Text zur Durchsicht >>
※

Wernigerode im Jahr 1472

  • Graf Heinrich, Herr zu Stolberg und Wernigerode, bekundet, dass ihm der Rat der Altstadt zu Wernigerode "um des Dienstes halben 600 gute Rheinische Gulden" gezahlt habe wegen der unbesetzten und wüsten Marken und Dörfer "Rymke, Wolberode, Hennzingerode, das Aldenroder Feld, Nidderminszleben, Obirminszleben, Smarthfelt, das Roth, das Steinbrok und Margkelingerode".

  • Am 24. April belehnt der Kurfürst Albrecht, Markgraf zu Brandenburg, den Grafen Heinrich zu Stolberg und Wernigerode mit der Grafschaft, Schloss und Stadt Wernigerode mit der Verpflichtung, dass der Graf ihm Schloss und Stadt bei allen seinen Kriegen, Nöten und Geschäften öffne.

※

Angezeigte Daten >>
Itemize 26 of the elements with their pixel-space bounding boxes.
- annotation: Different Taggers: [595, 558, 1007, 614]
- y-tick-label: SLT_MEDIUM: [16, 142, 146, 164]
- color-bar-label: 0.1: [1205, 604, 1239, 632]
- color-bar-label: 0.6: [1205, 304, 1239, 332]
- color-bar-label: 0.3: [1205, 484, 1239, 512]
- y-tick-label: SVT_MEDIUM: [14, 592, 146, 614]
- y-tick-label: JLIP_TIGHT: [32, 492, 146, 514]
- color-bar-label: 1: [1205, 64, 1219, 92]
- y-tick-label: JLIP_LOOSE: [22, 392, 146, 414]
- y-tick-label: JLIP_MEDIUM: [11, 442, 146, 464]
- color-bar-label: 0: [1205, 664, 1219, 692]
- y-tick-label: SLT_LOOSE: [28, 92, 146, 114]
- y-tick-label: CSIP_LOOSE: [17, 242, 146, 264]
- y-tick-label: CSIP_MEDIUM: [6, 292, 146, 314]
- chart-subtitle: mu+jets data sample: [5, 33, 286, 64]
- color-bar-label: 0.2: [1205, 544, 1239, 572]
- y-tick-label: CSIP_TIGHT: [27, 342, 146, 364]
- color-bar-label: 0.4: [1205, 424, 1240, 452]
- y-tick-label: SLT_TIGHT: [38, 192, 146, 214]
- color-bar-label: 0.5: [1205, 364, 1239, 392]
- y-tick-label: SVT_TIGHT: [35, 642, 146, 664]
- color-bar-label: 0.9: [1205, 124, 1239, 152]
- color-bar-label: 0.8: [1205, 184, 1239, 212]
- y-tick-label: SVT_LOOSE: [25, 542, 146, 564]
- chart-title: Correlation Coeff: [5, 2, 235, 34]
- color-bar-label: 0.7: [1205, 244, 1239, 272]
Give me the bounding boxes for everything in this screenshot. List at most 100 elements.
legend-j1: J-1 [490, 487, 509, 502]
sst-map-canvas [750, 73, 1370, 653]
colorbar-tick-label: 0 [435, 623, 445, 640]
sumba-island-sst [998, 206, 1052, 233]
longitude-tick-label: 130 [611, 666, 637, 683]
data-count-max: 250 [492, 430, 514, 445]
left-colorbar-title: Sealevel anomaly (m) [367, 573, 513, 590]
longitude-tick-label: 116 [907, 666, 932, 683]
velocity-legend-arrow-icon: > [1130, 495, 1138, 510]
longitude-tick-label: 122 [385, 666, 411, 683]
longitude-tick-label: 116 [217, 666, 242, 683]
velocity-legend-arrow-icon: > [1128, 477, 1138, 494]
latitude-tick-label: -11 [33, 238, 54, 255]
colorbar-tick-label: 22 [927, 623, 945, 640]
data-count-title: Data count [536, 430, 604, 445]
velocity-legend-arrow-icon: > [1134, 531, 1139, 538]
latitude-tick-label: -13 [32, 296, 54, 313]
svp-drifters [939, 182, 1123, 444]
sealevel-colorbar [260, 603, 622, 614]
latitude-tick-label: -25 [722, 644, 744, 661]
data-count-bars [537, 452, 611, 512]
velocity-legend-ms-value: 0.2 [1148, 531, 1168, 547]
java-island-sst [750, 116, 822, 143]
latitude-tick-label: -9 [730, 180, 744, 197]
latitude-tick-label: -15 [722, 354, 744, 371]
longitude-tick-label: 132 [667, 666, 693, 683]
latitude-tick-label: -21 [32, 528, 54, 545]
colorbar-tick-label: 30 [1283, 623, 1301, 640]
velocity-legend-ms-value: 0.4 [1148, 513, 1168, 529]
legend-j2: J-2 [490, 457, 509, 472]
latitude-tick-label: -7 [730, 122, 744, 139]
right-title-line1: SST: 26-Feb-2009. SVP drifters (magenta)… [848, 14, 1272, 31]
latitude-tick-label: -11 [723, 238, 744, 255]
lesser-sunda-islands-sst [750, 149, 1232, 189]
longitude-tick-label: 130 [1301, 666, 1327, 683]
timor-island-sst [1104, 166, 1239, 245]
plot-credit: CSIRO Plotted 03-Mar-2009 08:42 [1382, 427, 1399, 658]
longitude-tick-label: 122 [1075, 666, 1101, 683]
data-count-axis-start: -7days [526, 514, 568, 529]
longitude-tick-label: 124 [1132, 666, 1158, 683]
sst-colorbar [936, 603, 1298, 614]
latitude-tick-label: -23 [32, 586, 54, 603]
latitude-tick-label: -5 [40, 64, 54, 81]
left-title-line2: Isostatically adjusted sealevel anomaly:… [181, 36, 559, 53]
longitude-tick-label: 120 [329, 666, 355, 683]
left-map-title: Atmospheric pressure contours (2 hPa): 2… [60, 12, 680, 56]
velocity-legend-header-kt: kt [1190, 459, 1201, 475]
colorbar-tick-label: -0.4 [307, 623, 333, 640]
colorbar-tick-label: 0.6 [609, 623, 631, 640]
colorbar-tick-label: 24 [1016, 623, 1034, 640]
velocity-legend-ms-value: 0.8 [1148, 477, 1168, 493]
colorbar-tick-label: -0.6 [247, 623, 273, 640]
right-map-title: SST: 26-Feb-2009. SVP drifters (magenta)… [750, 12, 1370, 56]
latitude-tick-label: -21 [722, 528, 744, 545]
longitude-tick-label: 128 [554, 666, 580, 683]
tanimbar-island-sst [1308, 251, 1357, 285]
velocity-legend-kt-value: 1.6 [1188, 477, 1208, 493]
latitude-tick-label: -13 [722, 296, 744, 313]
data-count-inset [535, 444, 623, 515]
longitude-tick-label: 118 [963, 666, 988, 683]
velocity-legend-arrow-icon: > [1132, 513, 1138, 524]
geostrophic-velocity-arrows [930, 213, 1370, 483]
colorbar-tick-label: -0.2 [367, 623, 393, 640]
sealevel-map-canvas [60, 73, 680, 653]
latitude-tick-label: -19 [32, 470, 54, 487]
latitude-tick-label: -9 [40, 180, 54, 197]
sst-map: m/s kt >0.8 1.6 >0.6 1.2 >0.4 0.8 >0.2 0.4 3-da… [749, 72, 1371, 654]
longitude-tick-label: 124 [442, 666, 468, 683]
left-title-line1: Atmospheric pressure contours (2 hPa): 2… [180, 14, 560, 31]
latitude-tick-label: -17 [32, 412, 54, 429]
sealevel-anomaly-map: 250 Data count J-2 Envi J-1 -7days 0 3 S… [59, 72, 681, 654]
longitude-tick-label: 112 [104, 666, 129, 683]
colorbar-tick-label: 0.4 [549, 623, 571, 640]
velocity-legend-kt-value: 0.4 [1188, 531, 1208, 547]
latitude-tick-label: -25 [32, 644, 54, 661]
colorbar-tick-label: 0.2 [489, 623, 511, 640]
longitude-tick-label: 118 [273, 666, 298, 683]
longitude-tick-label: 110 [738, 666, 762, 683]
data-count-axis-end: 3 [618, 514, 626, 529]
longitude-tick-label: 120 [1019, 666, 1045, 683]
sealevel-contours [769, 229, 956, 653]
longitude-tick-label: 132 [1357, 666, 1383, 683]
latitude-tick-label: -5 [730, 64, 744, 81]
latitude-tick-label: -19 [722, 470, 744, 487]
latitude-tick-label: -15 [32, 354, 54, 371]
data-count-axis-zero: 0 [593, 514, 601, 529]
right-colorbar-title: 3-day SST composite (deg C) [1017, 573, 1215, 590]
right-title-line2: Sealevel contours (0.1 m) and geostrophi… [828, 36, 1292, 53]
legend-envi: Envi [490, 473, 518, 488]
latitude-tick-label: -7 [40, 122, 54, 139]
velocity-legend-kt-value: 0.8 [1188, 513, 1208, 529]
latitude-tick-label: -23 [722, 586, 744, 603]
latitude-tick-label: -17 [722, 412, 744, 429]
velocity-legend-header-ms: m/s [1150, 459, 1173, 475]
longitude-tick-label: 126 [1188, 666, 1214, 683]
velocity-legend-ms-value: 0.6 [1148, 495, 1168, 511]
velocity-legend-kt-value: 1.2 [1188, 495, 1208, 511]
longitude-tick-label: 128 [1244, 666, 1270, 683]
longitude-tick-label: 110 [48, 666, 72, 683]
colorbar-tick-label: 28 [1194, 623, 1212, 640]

※

Aufgabe A >>
Beantworten Sie zum Text über Wernigerode im Jahr 1472 folgende Fragen:
(i) Welchen Betrag zahlte der Rat der Altstadt zu Wernigerode an Graf Heinrich?
(ii) An welchem Tag belehnt Kurfürst Albrecht den Grafen Heinrich?
(iii) Bei welchen Anlässen muss der Graf dem Kurfürsten Schloss und Stadt öffnen?
Aufgabe B >> Setzen Sie den Text über Wernigerode im Jahr 1472 im selben Stil fort, beginnend nach dem letzten Absatz zur Belehnung durch Kurfürst Albrecht.

Lösung A >>
(i) 600 gute Rheinische Gulden.
(ii) Am 24. April.
(iii) Bei allen seinen Kriegen, Nöten und Geschäften.

Lösung B >>
  • Am 1. Oktober bittet Heinrich, Graf und Herr zu Stolberg und Wernigerode, den Rat zu Wernigerode, sich für ihn gegen das UL-Frauenstift über 100 Gulden "Hauptgeld" und 15 Gulden Zins "auf Michaelis als Selbstschuldner zu verschreiben", und sichert ihm "Schadloshaltung" zu.